++++ RAW RECORDS ++++

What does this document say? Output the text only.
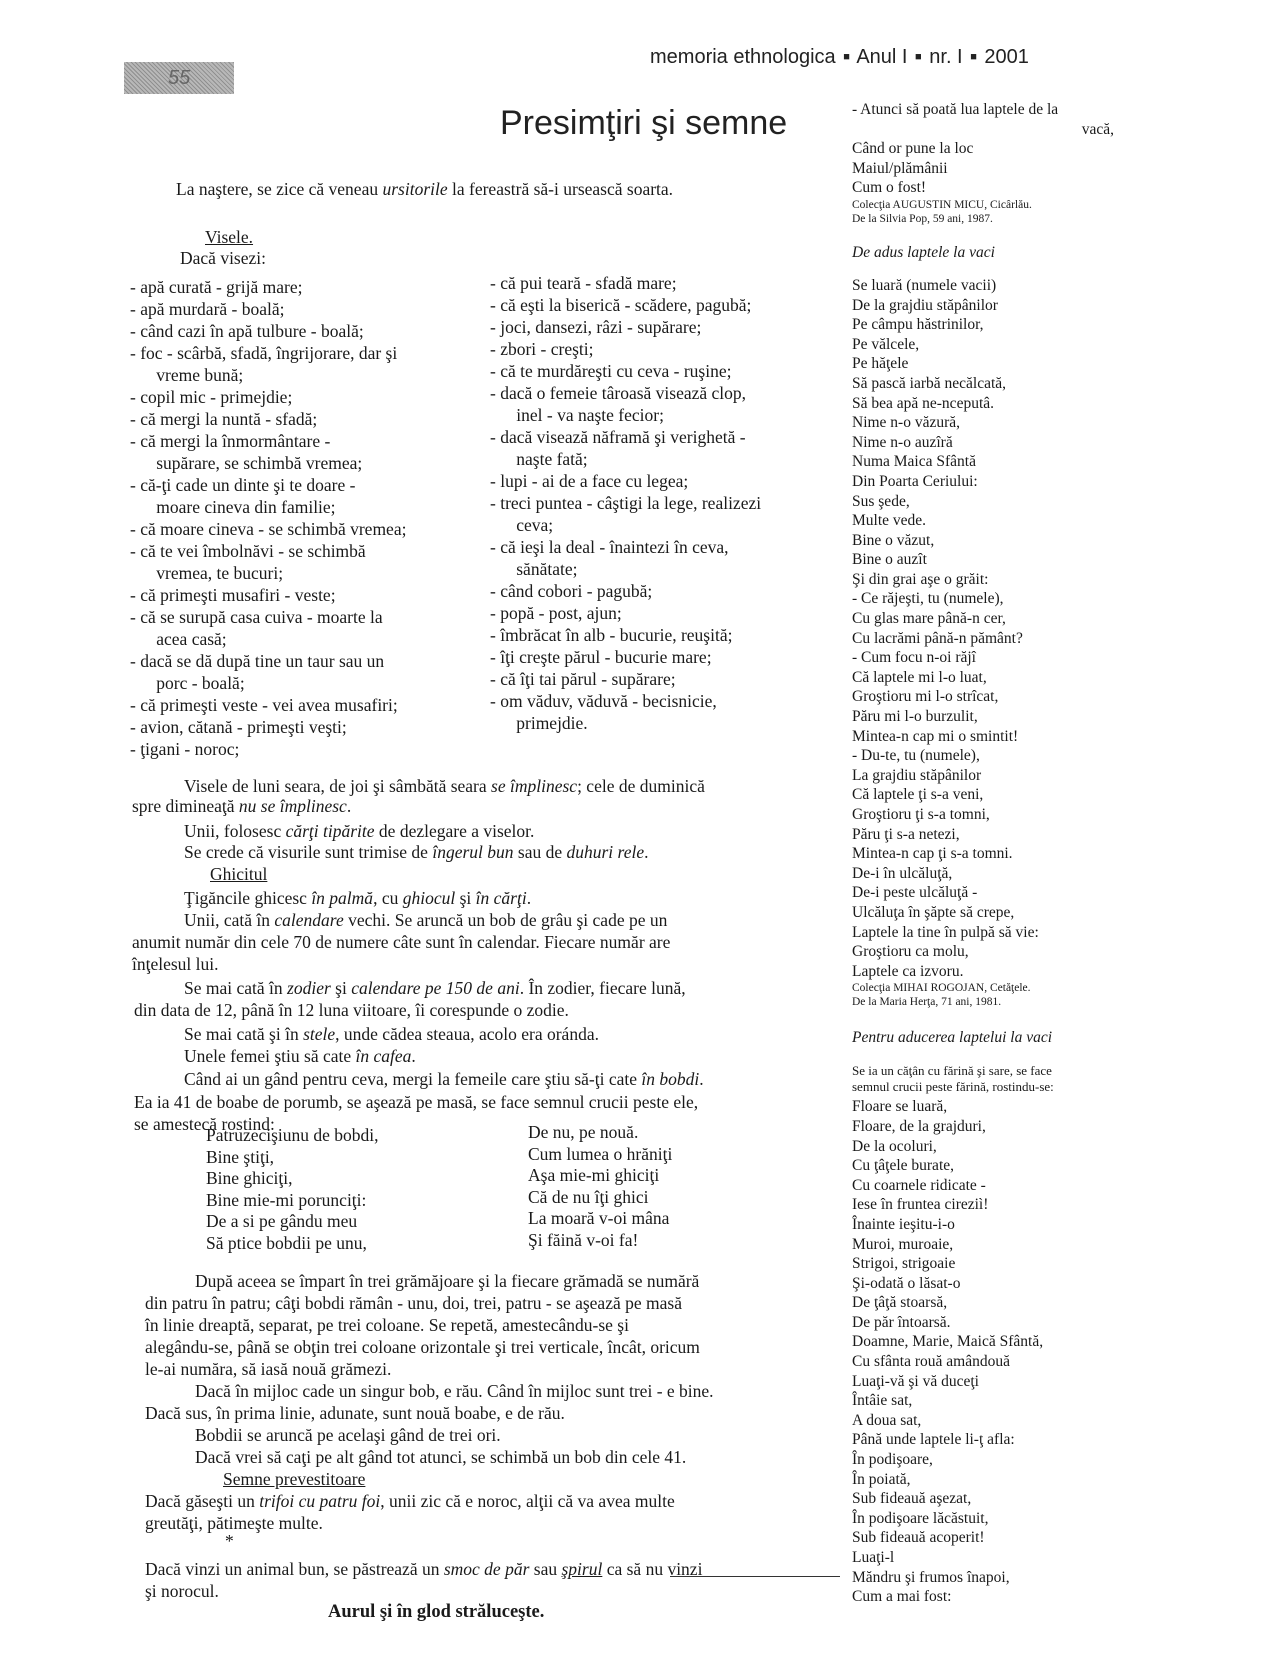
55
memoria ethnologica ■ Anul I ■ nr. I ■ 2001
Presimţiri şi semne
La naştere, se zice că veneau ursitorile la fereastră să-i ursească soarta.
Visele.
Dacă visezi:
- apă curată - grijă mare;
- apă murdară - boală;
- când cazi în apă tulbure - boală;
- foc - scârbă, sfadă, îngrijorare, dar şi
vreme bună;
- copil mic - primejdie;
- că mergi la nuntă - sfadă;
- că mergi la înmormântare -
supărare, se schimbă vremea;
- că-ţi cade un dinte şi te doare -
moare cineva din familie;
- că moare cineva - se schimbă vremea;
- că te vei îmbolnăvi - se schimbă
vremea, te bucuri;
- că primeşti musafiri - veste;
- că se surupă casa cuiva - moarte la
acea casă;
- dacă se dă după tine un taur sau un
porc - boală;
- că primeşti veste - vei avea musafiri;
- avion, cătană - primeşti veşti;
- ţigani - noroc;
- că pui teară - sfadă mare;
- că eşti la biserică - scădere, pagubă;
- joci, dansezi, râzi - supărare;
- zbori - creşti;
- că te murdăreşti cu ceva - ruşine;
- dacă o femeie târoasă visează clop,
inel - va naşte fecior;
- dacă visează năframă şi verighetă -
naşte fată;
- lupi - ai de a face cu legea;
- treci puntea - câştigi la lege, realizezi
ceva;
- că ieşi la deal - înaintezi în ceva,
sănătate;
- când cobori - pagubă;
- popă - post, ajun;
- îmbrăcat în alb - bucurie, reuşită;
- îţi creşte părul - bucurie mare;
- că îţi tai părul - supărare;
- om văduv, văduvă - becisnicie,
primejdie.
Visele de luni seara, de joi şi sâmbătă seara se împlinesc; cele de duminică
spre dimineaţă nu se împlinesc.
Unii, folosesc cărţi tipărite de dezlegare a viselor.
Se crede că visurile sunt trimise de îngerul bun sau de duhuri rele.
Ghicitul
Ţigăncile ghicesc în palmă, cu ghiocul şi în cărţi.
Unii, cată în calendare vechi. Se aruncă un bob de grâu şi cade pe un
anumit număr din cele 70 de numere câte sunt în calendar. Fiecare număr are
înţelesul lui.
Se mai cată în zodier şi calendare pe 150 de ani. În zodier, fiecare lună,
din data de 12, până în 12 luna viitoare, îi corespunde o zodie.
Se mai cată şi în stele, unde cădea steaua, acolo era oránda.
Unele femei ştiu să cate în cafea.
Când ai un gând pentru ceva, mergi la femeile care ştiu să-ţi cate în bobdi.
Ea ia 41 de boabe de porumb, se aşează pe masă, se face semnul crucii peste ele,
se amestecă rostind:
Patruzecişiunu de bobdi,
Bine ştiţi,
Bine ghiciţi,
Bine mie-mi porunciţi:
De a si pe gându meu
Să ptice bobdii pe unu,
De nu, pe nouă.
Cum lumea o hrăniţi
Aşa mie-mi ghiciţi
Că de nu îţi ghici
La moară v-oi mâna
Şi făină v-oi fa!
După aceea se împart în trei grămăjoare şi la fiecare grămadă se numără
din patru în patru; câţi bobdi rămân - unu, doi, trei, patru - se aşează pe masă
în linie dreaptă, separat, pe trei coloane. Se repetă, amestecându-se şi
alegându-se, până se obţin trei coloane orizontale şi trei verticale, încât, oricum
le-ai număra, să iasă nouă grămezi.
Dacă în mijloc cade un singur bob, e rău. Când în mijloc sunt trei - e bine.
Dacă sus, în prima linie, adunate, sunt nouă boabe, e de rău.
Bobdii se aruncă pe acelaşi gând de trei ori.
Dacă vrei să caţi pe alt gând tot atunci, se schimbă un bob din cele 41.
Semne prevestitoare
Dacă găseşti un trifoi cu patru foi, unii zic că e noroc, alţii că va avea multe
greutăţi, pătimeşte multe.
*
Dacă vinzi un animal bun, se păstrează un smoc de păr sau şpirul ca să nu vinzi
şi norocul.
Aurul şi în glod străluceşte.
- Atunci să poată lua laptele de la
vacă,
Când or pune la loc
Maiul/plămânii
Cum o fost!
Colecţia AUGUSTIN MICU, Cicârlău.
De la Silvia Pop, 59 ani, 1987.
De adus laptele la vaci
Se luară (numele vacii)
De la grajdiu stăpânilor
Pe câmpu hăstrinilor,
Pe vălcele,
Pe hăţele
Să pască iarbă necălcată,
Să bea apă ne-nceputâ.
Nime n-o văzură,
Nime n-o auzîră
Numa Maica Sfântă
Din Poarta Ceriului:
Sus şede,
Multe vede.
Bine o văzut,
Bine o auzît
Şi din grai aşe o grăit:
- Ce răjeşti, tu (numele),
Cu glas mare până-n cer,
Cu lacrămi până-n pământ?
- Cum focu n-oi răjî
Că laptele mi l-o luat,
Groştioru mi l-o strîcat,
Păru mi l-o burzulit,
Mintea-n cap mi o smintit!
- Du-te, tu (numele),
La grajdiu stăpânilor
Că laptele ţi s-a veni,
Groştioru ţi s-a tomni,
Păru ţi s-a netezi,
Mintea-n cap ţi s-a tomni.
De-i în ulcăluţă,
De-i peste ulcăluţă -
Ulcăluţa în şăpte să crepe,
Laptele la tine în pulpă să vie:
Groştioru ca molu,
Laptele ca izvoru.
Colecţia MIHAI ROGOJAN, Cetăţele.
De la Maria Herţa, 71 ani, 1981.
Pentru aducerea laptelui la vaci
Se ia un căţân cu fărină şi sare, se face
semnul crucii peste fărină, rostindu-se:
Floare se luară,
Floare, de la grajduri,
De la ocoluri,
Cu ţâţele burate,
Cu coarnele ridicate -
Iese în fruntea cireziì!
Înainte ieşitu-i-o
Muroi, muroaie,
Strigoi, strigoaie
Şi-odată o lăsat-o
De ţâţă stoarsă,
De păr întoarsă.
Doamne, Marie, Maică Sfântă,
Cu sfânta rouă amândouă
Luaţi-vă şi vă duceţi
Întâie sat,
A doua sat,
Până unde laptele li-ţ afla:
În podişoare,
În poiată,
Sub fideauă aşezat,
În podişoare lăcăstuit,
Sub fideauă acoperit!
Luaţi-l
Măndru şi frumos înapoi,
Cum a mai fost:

++++
++++ RAW RECORDS ++++

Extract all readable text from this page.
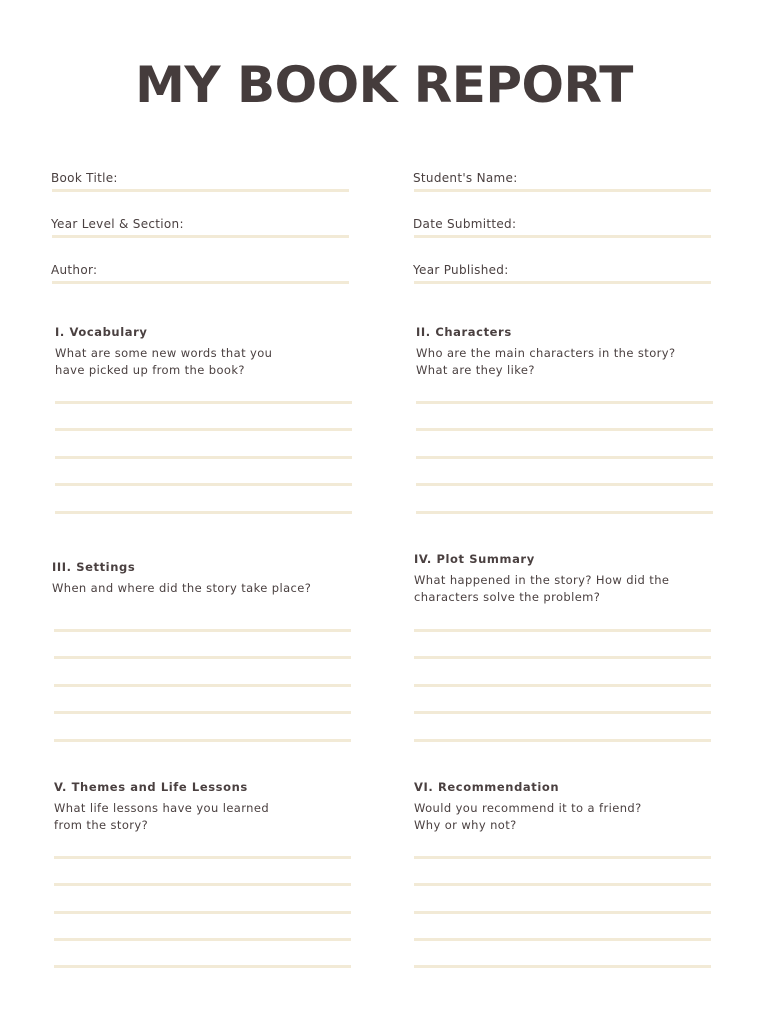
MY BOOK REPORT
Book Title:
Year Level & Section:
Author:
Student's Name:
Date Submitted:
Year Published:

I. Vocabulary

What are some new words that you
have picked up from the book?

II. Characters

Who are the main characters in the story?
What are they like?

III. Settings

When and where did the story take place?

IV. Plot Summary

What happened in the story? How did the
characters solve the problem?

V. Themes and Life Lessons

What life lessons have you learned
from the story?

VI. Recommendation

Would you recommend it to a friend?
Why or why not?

++++
++++ RAW RECORDS ++++

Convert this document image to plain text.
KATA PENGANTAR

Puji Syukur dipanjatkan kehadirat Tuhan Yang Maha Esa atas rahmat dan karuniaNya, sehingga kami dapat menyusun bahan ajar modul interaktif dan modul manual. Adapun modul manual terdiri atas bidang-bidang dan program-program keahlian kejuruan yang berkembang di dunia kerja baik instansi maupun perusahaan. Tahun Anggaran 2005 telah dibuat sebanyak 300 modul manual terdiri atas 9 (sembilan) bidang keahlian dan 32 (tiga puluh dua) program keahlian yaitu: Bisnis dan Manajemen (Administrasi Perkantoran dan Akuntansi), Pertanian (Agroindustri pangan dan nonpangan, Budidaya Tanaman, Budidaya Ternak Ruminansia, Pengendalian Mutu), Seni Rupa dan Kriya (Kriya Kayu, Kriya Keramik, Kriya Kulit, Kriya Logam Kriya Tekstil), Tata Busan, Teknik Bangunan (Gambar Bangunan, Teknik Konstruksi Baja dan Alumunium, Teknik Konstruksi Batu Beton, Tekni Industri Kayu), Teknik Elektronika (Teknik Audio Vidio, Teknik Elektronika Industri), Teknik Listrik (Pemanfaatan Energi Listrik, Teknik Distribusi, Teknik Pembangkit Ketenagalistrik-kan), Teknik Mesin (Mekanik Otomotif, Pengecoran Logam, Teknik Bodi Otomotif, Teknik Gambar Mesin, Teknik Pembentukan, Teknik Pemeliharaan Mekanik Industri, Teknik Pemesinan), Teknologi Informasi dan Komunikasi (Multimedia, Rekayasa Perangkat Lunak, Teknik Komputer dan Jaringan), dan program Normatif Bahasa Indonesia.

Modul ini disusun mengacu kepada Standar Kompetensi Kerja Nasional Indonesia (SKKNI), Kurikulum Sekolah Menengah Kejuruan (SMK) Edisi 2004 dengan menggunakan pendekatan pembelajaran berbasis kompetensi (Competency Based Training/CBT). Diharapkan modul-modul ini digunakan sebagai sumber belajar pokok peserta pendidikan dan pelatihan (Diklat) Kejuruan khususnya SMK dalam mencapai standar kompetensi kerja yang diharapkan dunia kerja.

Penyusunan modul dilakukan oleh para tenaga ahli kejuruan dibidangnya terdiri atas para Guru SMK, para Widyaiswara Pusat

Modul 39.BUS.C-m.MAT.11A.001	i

++++

**PROBLEM REQUIREMENTS:**
Give the count of lines in the data shown above that contain "luară", and nothing else.

**THE REPLY:**
2